■ **MATERIAL FOR THIS TASK**:
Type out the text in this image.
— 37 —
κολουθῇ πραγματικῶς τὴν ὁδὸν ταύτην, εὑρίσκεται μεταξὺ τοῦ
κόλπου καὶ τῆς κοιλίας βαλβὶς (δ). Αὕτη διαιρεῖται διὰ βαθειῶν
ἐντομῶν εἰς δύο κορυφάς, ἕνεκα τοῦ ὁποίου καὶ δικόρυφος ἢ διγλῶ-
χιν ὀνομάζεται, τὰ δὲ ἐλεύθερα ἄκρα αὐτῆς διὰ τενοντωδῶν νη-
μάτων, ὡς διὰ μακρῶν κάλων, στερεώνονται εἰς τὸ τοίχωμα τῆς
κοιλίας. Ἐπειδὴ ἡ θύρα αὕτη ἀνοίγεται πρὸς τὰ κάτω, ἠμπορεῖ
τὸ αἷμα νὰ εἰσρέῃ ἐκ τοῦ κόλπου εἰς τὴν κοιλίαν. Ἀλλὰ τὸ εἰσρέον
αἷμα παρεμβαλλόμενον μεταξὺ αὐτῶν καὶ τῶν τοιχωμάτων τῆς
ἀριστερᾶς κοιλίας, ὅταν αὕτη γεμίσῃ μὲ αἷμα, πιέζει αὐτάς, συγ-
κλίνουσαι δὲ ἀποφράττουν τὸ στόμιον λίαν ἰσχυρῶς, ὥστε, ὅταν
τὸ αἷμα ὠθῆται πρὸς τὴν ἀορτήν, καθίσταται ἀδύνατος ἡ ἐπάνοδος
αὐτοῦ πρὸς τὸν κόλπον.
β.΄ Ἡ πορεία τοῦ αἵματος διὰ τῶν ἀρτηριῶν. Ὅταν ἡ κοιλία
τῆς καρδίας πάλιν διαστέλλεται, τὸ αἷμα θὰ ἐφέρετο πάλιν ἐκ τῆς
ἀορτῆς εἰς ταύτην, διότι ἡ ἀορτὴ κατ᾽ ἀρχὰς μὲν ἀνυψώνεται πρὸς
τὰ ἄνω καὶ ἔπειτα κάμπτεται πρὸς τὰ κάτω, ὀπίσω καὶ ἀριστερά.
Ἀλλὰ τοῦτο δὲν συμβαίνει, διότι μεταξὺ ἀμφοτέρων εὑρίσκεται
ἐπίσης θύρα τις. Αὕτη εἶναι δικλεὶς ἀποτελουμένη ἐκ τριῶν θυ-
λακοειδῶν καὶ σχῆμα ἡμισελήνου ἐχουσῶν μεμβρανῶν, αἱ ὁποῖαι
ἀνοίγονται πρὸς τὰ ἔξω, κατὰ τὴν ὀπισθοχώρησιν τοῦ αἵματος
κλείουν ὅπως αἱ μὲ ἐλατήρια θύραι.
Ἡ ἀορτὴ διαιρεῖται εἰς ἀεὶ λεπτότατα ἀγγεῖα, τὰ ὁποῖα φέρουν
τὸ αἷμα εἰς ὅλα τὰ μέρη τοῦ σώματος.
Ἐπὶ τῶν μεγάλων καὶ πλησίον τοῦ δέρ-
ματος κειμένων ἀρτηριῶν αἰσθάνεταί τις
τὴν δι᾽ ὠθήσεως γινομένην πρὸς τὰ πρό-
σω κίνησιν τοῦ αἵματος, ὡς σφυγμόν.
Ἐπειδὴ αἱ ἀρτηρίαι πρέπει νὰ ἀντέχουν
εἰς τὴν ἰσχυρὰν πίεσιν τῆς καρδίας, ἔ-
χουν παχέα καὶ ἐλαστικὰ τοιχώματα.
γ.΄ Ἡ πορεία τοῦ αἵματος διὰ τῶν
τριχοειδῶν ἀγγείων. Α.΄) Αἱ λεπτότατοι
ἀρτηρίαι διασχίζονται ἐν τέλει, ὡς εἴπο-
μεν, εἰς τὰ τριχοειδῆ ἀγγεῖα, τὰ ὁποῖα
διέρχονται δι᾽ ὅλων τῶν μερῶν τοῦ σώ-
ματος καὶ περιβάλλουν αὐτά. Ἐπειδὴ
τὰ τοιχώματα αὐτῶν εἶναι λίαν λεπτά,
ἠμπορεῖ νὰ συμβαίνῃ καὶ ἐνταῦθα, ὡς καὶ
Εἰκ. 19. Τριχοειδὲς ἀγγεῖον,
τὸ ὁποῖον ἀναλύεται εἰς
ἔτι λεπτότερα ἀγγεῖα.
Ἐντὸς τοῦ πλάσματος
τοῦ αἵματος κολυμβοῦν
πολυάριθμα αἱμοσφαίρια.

■ **PROBLEM DESCRIPTION**: Return all of the entries word for word.

■ **WRITTEN RESPONSE**:
Type out the text in this image.
— 37 —
κολουθῇ πραγματικῶς τὴν ὁδὸν ταύτην, εὑρίσκεται μεταξὺ τοῦ
κόλπου καὶ τῆς κοιλίας βαλβὶς (δ). Αὕτη διαιρεῖται διὰ βαθειῶν
ἐντομῶν εἰς δύο κορυφάς, ἕνεκα τοῦ ὁποίου καὶ δικόρυφος ἢ διγλῶ-
χιν ὀνομάζεται, τὰ δὲ ἐλεύθερα ἄκρα αὐτῆς διὰ τενοντωδῶν νη-
μάτων, ὡς διὰ μακρῶν κάλων, στερεώνονται εἰς τὸ τοίχωμα τῆς
κοιλίας. Ἐπειδὴ ἡ θύρα αὕτη ἀνοίγεται πρὸς τὰ κάτω, ἠμπορεῖ
τὸ αἷμα νὰ εἰσρέῃ ἐκ τοῦ κόλπου εἰς τὴν κοιλίαν. Ἀλλὰ τὸ εἰσρέον
αἷμα παρεμβαλλόμενον μεταξὺ αὐτῶν καὶ τῶν τοιχωμάτων τῆς
ἀριστερᾶς κοιλίας, ὅταν αὕτη γεμίσῃ μὲ αἷμα, πιέζει αὐτάς, συγ-
κλίνουσαι δὲ ἀποφράττουν τὸ στόμιον λίαν ἰσχυρῶς, ὥστε, ὅταν
τὸ αἷμα ὠθῆται πρὸς τὴν ἀορτήν, καθίσταται ἀδύνατος ἡ ἐπάνοδος
αὐτοῦ πρὸς τὸν κόλπον.
β.΄ Ἡ πορεία τοῦ αἵματος διὰ τῶν ἀρτηριῶν. Ὅταν ἡ κοιλία
τῆς καρδίας πάλιν διαστέλλεται, τὸ αἷμα θὰ ἐφέρετο πάλιν ἐκ τῆς
ἀορτῆς εἰς ταύτην, διότι ἡ ἀορτὴ κατ᾽ ἀρχὰς μὲν ἀνυψώνεται πρὸς
τὰ ἄνω καὶ ἔπειτα κάμπτεται πρὸς τὰ κάτω, ὀπίσω καὶ ἀριστερά.
Ἀλλὰ τοῦτο δὲν συμβαίνει, διότι μεταξὺ ἀμφοτέρων εὑρίσκεται
ἐπίσης θύρα τις. Αὕτη εἶναι δικλεὶς ἀποτελουμένη ἐκ τριῶν θυ-
λακοειδῶν καὶ σχῆμα ἡμισελήνου ἐχουσῶν μεμβρανῶν, αἱ ὁποῖαι
ἀνοίγονται πρὸς τὰ ἔξω, κατὰ τὴν ὀπισθοχώρησιν τοῦ αἵματος
κλείουν ὅπως αἱ μὲ ἐλατήρια θύραι.
Ἡ ἀορτὴ διαιρεῖται εἰς ἀεὶ λεπτότατα ἀγγεῖα, τὰ ὁποῖα φέρουν
τὸ αἷμα εἰς ὅλα τὰ μέρη τοῦ σώματος.
Ἐπὶ τῶν μεγάλων καὶ πλησίον τοῦ δέρ-
ματος κειμένων ἀρτηριῶν αἰσθάνεταί τις
τὴν δι᾽ ὠθήσεως γινομένην πρὸς τὰ πρό-
σω κίνησιν τοῦ αἵματος, ὡς σφυγμόν.
Ἐπειδὴ αἱ ἀρτηρίαι πρέπει νὰ ἀντέχουν
εἰς τὴν ἰσχυρὰν πίεσιν τῆς καρδίας, ἔ-
χουν παχέα καὶ ἐλαστικὰ τοιχώματα.
γ.΄ Ἡ πορεία τοῦ αἵματος διὰ τῶν
τριχοειδῶν ἀγγείων. Α.΄) Αἱ λεπτότατοι
ἀρτηρίαι διασχίζονται ἐν τέλει, ὡς εἴπο-
μεν, εἰς τὰ τριχοειδῆ ἀγγεῖα, τὰ ὁποῖα
διέρχονται δι᾽ ὅλων τῶν μερῶν τοῦ σώ-
ματος καὶ περιβάλλουν αὐτά. Ἐπειδὴ
τὰ τοιχώματα αὐτῶν εἶναι λίαν λεπτά,
ἠμπορεῖ νὰ συμβαίνῃ καὶ ἐνταῦθα, ὡς καὶ
Εἰκ. 19. Τριχοειδὲς ἀγγεῖον,
τὸ ὁποῖον ἀναλύεται εἰς
ἔτι λεπτότερα ἀγγεῖα.
Ἐντὸς τοῦ πλάσματος
τοῦ αἵματος κολυμβοῦν
πολυάριθμα αἱμοσφαίρια.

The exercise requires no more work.